Data items
"""

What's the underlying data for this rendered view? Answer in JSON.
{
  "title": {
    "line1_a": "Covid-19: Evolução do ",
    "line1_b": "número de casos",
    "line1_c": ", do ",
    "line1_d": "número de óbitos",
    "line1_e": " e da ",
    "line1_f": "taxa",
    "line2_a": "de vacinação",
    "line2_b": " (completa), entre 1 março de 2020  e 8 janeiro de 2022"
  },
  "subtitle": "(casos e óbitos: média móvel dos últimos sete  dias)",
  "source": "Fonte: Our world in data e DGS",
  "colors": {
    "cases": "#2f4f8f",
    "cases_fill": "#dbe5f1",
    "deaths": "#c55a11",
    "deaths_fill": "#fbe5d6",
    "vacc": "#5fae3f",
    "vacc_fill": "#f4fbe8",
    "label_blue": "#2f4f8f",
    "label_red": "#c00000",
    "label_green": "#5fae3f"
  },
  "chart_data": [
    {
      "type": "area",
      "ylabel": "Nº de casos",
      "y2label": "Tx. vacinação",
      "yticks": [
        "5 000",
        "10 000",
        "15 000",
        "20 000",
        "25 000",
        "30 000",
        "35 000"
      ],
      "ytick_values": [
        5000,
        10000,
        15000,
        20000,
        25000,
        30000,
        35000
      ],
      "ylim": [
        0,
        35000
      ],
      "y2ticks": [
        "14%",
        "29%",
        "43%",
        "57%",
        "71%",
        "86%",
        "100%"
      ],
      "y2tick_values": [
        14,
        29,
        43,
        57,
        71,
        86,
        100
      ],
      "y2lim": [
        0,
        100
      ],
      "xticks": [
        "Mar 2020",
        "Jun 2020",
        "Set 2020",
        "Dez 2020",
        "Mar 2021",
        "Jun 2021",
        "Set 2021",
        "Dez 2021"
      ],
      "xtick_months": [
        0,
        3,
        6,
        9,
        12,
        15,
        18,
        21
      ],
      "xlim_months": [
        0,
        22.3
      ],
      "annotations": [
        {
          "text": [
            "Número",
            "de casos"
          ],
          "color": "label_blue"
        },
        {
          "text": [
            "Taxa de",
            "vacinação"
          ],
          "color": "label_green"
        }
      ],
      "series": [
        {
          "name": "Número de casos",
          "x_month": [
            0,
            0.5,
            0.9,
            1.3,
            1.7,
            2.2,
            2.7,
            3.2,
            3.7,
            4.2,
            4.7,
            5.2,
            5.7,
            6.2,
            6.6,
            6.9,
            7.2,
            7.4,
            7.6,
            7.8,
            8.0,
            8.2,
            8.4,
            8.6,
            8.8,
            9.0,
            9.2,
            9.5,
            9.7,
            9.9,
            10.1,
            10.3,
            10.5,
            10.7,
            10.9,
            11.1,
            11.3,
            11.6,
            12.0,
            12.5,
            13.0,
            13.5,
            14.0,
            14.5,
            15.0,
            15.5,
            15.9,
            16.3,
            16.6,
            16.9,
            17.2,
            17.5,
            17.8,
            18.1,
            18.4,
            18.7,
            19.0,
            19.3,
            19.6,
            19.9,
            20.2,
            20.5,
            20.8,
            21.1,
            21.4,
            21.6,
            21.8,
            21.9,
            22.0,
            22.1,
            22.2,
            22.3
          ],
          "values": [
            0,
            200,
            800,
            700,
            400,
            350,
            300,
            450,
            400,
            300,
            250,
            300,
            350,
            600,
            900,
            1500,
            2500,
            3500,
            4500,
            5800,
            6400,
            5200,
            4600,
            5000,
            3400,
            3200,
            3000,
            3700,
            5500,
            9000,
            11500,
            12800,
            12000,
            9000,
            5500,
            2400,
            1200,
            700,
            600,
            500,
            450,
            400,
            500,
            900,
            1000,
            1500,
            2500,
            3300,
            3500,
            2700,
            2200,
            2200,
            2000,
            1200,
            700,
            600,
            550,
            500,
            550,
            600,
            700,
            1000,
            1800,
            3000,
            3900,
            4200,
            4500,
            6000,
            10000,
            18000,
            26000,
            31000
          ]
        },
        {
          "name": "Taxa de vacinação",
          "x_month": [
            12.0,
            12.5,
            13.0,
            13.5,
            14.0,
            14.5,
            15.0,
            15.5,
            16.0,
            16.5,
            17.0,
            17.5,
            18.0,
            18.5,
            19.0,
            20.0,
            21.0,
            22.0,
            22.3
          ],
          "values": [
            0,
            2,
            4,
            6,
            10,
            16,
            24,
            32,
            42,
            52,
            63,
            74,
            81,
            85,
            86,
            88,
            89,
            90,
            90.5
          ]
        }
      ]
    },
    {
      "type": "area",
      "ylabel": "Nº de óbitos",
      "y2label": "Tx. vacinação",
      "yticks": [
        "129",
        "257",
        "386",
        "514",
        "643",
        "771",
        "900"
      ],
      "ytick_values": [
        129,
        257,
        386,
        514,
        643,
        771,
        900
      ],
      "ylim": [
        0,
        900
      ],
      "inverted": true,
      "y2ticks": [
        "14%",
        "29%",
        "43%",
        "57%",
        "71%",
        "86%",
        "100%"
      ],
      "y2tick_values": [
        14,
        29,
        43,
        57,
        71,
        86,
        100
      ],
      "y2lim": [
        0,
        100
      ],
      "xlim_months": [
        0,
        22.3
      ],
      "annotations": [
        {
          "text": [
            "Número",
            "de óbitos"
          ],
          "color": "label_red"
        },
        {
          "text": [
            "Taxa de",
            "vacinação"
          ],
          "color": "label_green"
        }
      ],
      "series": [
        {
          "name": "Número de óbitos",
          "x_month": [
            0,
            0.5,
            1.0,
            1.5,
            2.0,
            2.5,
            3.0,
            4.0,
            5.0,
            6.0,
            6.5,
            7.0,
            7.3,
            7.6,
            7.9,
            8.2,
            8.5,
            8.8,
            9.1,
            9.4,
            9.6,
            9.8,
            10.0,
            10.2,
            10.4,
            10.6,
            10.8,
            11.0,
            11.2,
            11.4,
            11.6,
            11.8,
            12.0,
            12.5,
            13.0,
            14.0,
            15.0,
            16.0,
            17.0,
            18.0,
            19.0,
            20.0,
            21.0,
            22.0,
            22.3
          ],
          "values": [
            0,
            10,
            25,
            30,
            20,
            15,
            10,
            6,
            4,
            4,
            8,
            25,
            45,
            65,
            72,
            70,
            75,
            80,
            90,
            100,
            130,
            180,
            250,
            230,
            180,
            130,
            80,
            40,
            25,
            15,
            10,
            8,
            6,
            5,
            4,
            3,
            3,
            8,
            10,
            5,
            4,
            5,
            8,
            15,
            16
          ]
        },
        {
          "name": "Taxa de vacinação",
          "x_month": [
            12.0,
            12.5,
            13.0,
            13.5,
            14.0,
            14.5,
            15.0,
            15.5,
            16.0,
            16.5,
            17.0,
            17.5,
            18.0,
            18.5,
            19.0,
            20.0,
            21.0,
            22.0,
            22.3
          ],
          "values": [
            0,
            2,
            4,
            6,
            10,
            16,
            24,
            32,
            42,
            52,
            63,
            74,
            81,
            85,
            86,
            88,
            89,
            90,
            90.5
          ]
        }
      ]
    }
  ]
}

"""

Written problem: Take every line that includes the string "name" and copy it.

Expected output:
          "name": "Número de casos",
          "name": "Taxa de vacinação",
          "name": "Número de óbitos",
          "name": "Taxa de vacinação",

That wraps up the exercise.